WHAT THE TASK ASKS:
Write every entry out again exactly, please, and skip the pictures.
+++
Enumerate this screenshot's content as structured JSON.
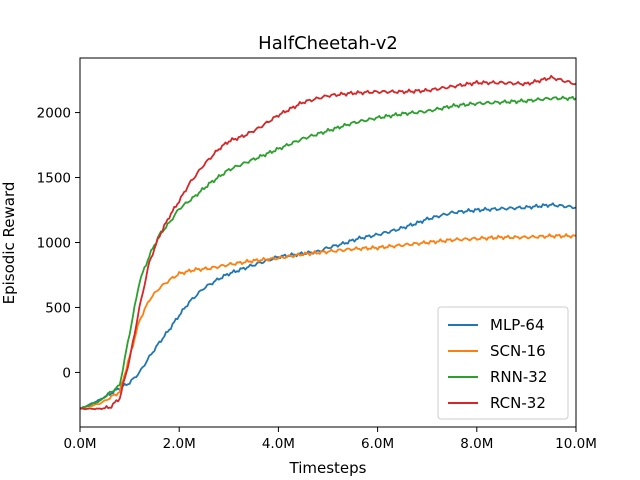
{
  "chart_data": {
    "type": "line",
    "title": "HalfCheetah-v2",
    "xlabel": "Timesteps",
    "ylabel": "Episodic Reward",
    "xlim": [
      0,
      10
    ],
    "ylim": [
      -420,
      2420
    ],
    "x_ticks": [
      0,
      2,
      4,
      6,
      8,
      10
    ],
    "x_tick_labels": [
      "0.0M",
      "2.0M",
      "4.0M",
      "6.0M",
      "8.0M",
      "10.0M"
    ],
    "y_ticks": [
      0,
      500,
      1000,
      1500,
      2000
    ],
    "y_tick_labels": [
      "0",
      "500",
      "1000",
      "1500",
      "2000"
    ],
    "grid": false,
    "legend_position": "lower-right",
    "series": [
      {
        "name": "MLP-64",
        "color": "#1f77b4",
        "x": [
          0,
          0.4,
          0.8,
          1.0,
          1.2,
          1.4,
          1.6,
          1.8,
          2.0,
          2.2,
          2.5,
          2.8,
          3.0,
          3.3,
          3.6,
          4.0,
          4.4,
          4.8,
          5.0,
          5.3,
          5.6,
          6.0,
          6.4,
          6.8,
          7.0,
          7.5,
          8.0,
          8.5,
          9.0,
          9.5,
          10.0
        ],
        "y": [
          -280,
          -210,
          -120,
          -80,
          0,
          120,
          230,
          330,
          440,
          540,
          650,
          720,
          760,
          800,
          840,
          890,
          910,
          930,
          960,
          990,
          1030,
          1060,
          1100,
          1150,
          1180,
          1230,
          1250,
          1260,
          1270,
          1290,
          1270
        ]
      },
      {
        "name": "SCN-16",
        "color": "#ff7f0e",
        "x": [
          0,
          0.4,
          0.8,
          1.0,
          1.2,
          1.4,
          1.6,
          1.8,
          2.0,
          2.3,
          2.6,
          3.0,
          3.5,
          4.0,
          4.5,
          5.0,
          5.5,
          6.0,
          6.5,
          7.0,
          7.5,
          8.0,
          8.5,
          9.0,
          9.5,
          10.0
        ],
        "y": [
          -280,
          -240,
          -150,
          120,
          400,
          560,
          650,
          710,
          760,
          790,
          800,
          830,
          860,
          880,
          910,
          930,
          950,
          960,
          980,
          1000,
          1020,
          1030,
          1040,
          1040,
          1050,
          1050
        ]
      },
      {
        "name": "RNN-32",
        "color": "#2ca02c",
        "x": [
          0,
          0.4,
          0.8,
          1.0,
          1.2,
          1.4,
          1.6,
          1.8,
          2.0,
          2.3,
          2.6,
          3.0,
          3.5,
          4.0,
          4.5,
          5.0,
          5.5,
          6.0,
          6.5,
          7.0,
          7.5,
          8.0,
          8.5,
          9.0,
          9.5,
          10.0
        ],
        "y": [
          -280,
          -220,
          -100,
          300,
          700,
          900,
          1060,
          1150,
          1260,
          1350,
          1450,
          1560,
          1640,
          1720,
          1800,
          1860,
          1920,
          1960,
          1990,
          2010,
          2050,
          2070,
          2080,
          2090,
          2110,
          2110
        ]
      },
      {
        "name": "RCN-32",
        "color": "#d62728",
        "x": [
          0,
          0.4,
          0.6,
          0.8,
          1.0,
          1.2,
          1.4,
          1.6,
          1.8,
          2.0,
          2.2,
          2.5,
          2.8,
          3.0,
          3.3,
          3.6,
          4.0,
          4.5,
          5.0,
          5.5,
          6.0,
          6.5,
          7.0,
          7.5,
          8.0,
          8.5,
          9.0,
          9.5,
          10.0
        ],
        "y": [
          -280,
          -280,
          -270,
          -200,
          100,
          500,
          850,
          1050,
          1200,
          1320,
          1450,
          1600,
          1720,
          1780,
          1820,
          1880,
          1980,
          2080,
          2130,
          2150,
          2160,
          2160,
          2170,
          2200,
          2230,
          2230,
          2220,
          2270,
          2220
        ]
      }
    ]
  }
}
+++
RESULT OF THE TASK:
Enumerate this screenshot's content as structured JSON.
{
  "chart_data": {
    "type": "line",
    "title": "HalfCheetah-v2",
    "xlabel": "Timesteps",
    "ylabel": "Episodic Reward",
    "xlim": [
      0,
      10
    ],
    "ylim": [
      -420,
      2420
    ],
    "x_ticks": [
      0,
      2,
      4,
      6,
      8,
      10
    ],
    "x_tick_labels": [
      "0.0M",
      "2.0M",
      "4.0M",
      "6.0M",
      "8.0M",
      "10.0M"
    ],
    "y_ticks": [
      0,
      500,
      1000,
      1500,
      2000
    ],
    "y_tick_labels": [
      "0",
      "500",
      "1000",
      "1500",
      "2000"
    ],
    "grid": false,
    "legend_position": "lower-right",
    "series": [
      {
        "name": "MLP-64",
        "color": "#1f77b4",
        "x": [
          0,
          0.4,
          0.8,
          1.0,
          1.2,
          1.4,
          1.6,
          1.8,
          2.0,
          2.2,
          2.5,
          2.8,
          3.0,
          3.3,
          3.6,
          4.0,
          4.4,
          4.8,
          5.0,
          5.3,
          5.6,
          6.0,
          6.4,
          6.8,
          7.0,
          7.5,
          8.0,
          8.5,
          9.0,
          9.5,
          10.0
        ],
        "y": [
          -280,
          -210,
          -120,
          -80,
          0,
          120,
          230,
          330,
          440,
          540,
          650,
          720,
          760,
          800,
          840,
          890,
          910,
          930,
          960,
          990,
          1030,
          1060,
          1100,
          1150,
          1180,
          1230,
          1250,
          1260,
          1270,
          1290,
          1270
        ]
      },
      {
        "name": "SCN-16",
        "color": "#ff7f0e",
        "x": [
          0,
          0.4,
          0.8,
          1.0,
          1.2,
          1.4,
          1.6,
          1.8,
          2.0,
          2.3,
          2.6,
          3.0,
          3.5,
          4.0,
          4.5,
          5.0,
          5.5,
          6.0,
          6.5,
          7.0,
          7.5,
          8.0,
          8.5,
          9.0,
          9.5,
          10.0
        ],
        "y": [
          -280,
          -240,
          -150,
          120,
          400,
          560,
          650,
          710,
          760,
          790,
          800,
          830,
          860,
          880,
          910,
          930,
          950,
          960,
          980,
          1000,
          1020,
          1030,
          1040,
          1040,
          1050,
          1050
        ]
      },
      {
        "name": "RNN-32",
        "color": "#2ca02c",
        "x": [
          0,
          0.4,
          0.8,
          1.0,
          1.2,
          1.4,
          1.6,
          1.8,
          2.0,
          2.3,
          2.6,
          3.0,
          3.5,
          4.0,
          4.5,
          5.0,
          5.5,
          6.0,
          6.5,
          7.0,
          7.5,
          8.0,
          8.5,
          9.0,
          9.5,
          10.0
        ],
        "y": [
          -280,
          -220,
          -100,
          300,
          700,
          900,
          1060,
          1150,
          1260,
          1350,
          1450,
          1560,
          1640,
          1720,
          1800,
          1860,
          1920,
          1960,
          1990,
          2010,
          2050,
          2070,
          2080,
          2090,
          2110,
          2110
        ]
      },
      {
        "name": "RCN-32",
        "color": "#d62728",
        "x": [
          0,
          0.4,
          0.6,
          0.8,
          1.0,
          1.2,
          1.4,
          1.6,
          1.8,
          2.0,
          2.2,
          2.5,
          2.8,
          3.0,
          3.3,
          3.6,
          4.0,
          4.5,
          5.0,
          5.5,
          6.0,
          6.5,
          7.0,
          7.5,
          8.0,
          8.5,
          9.0,
          9.5,
          10.0
        ],
        "y": [
          -280,
          -280,
          -270,
          -200,
          100,
          500,
          850,
          1050,
          1200,
          1320,
          1450,
          1600,
          1720,
          1780,
          1820,
          1880,
          1980,
          2080,
          2130,
          2150,
          2160,
          2160,
          2170,
          2200,
          2230,
          2230,
          2220,
          2270,
          2220
        ]
      }
    ]
  }
}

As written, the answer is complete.